• Prompt
Tell how many lines in these records contain the string "true", with only the number as the reply.

• Dataset excerpts
>> start

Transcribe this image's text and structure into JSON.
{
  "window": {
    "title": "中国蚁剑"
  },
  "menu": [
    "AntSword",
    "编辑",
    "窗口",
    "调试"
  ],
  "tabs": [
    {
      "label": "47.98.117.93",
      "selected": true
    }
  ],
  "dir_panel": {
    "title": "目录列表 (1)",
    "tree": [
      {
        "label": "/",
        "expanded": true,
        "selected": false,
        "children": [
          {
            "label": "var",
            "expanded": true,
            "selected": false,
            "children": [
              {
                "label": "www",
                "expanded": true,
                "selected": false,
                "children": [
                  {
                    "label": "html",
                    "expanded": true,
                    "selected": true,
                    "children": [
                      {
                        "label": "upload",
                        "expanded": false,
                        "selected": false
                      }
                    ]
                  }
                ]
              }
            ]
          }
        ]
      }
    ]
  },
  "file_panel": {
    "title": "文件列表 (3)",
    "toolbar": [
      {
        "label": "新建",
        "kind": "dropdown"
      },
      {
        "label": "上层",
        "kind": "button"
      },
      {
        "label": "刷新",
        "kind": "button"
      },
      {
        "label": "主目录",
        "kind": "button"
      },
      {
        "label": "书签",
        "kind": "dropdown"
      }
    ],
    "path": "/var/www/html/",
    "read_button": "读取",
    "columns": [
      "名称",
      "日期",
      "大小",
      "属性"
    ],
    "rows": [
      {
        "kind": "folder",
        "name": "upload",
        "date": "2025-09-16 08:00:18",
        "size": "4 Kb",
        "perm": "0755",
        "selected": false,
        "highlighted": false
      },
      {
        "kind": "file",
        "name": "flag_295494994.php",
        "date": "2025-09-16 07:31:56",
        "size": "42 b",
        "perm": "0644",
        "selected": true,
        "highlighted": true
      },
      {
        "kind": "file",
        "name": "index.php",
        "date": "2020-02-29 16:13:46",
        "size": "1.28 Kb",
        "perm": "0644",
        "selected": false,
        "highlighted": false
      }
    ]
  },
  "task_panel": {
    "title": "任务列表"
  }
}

>> end

• Reply
8